■ **PROBLEM TO WORK ON**
Transcribe every line exactly. Leave the pictures behind.

___

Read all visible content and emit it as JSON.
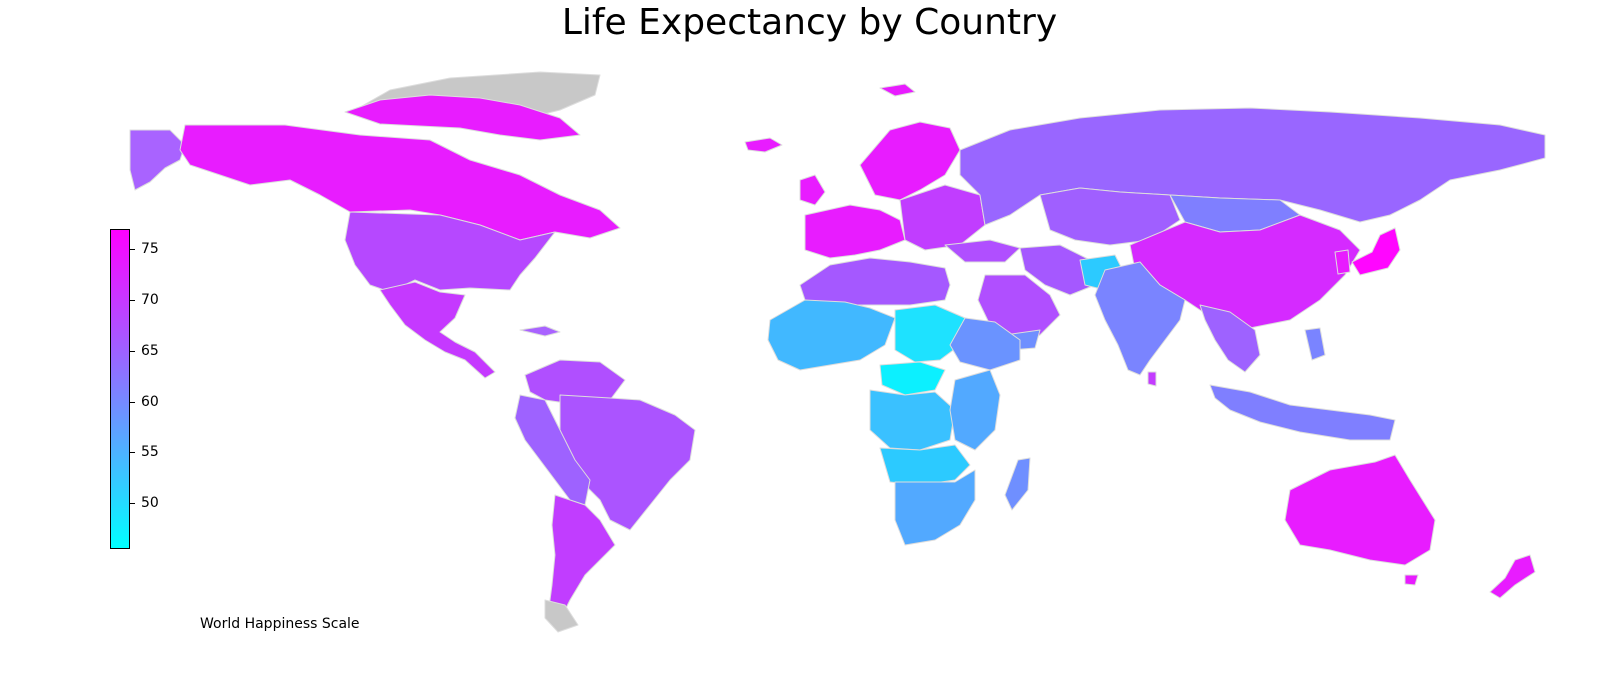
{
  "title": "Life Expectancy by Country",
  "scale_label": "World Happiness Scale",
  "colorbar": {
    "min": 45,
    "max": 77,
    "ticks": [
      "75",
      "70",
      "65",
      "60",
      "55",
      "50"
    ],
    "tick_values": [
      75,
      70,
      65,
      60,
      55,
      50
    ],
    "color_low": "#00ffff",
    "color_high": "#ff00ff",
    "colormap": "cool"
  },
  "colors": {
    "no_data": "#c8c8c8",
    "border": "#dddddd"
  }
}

___

■ **COMPLETED TASK**
Read all visible content and emit it as JSON.
{
  "title": "Life Expectancy by Country",
  "scale_label": "World Happiness Scale",
  "colorbar": {
    "min": 45,
    "max": 77,
    "ticks": [
      "75",
      "70",
      "65",
      "60",
      "55",
      "50"
    ],
    "tick_values": [
      75,
      70,
      65,
      60,
      55,
      50
    ],
    "color_low": "#00ffff",
    "color_high": "#ff00ff",
    "colormap": "cool"
  },
  "colors": {
    "no_data": "#c8c8c8",
    "border": "#dddddd"
  }
}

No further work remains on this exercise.